■ WORK TO BE COMPLETED ■
From the listing below, count the lines where the string "page" occurs. Give the number, with no other words.

■ TASK INPUTS ■
— START —

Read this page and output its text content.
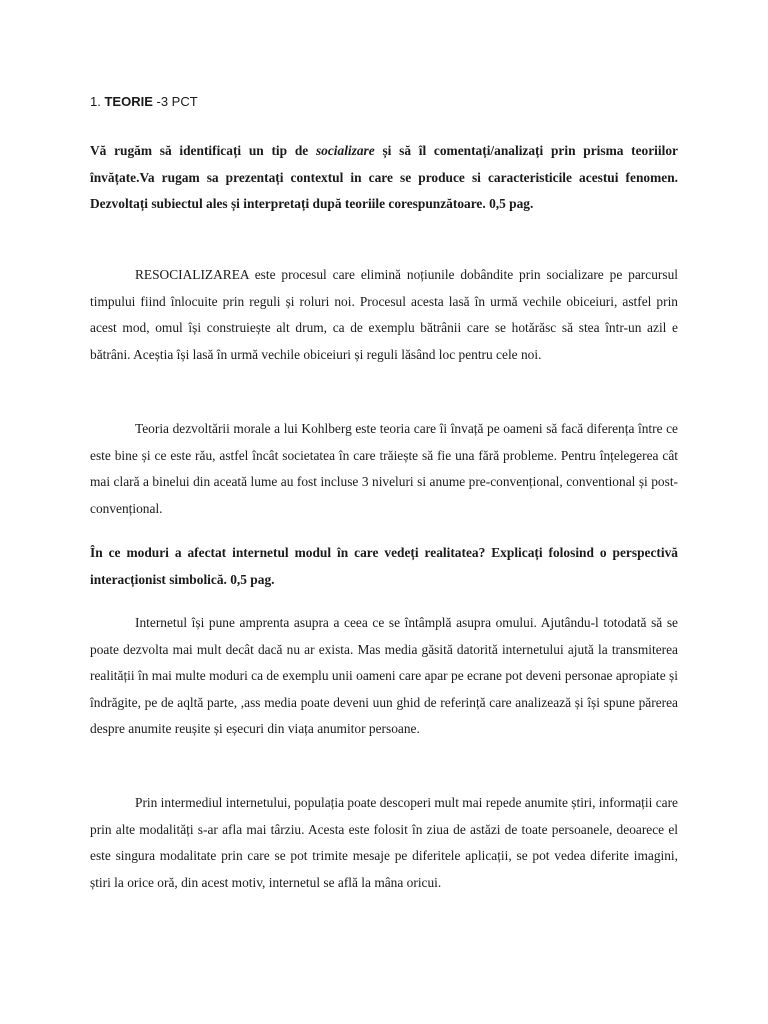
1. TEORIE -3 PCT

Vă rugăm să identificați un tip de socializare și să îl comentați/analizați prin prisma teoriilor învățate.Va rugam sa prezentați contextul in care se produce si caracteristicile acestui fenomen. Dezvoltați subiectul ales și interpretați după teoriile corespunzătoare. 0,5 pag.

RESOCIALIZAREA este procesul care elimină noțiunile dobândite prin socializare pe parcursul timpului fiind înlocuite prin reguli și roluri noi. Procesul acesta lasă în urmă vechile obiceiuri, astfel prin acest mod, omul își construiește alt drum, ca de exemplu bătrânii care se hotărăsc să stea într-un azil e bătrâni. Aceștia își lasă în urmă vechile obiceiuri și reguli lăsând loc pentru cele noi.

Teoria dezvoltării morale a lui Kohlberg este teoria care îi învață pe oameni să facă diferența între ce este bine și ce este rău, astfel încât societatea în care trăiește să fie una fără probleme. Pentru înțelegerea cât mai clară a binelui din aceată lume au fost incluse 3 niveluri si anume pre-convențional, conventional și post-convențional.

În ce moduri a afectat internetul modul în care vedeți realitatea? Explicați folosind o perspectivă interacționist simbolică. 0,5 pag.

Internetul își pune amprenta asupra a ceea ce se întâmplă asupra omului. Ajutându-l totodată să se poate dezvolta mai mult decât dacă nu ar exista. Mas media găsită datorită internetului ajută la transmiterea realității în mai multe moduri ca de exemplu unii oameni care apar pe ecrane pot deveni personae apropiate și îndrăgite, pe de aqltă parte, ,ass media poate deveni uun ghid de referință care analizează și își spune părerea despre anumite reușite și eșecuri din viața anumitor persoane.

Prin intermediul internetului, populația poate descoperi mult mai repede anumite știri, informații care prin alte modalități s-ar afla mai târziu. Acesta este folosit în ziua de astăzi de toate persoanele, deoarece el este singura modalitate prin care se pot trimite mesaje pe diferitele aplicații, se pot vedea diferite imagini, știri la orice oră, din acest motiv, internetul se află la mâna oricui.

— END —
— START —

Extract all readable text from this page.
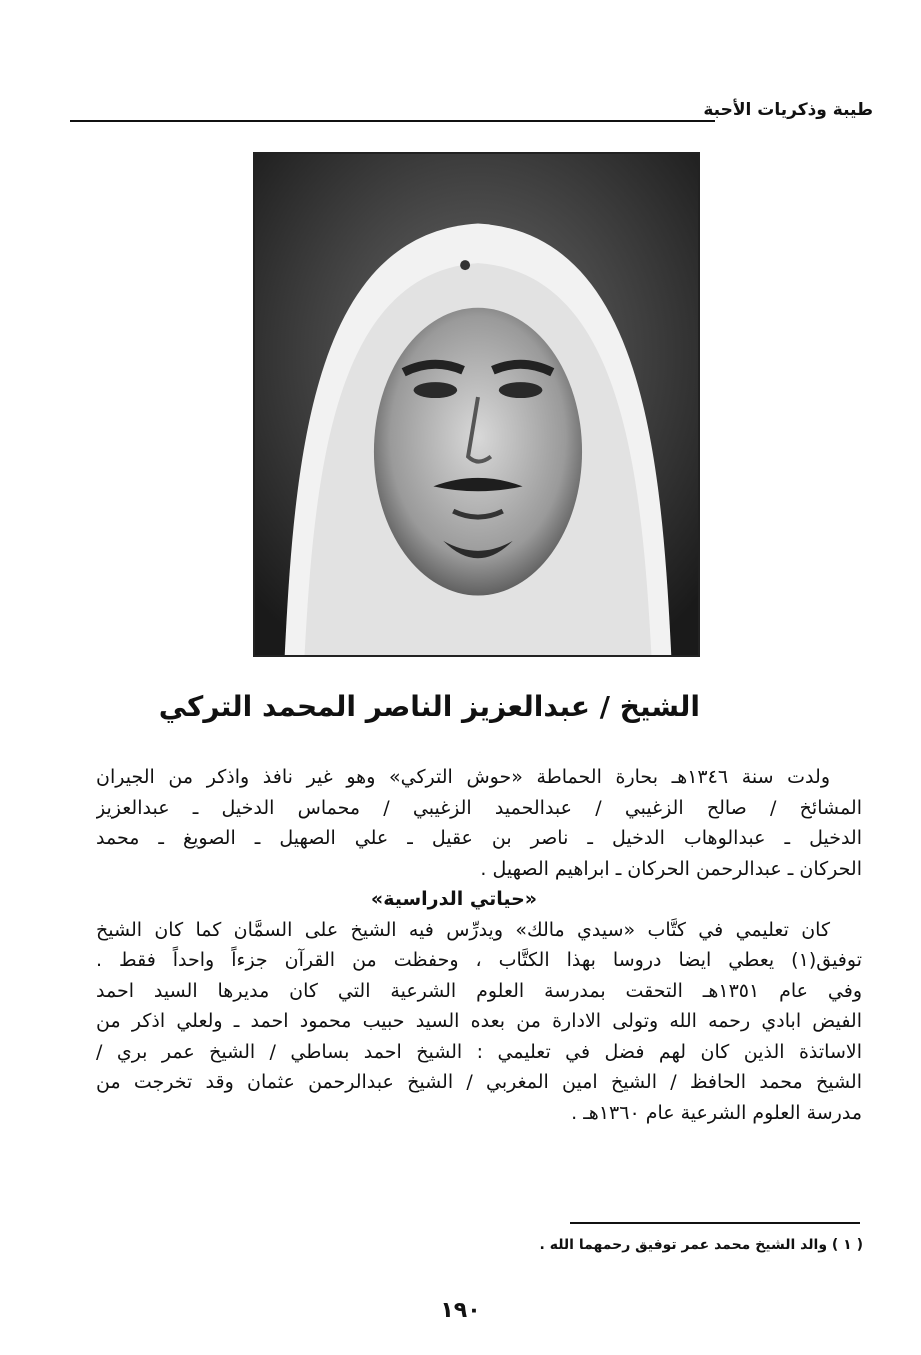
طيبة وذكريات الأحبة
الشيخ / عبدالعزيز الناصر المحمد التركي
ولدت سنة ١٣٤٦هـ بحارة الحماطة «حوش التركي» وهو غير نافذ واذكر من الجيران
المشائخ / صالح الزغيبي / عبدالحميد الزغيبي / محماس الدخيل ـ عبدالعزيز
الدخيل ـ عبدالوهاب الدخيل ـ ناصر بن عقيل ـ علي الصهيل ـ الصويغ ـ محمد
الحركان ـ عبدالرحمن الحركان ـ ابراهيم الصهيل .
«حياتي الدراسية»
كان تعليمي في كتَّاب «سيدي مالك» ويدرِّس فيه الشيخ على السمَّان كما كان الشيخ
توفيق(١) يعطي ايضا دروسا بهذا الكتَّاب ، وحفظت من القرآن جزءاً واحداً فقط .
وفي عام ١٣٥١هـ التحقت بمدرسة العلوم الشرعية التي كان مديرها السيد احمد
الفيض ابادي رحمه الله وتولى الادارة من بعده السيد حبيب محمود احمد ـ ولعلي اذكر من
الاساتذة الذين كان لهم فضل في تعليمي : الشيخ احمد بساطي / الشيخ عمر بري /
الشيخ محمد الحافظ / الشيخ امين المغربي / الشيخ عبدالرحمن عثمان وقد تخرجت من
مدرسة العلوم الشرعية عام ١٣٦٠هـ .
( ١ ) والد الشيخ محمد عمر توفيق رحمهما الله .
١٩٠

— END —

■ SOLUTION FOR THIS EXERCISE ■
2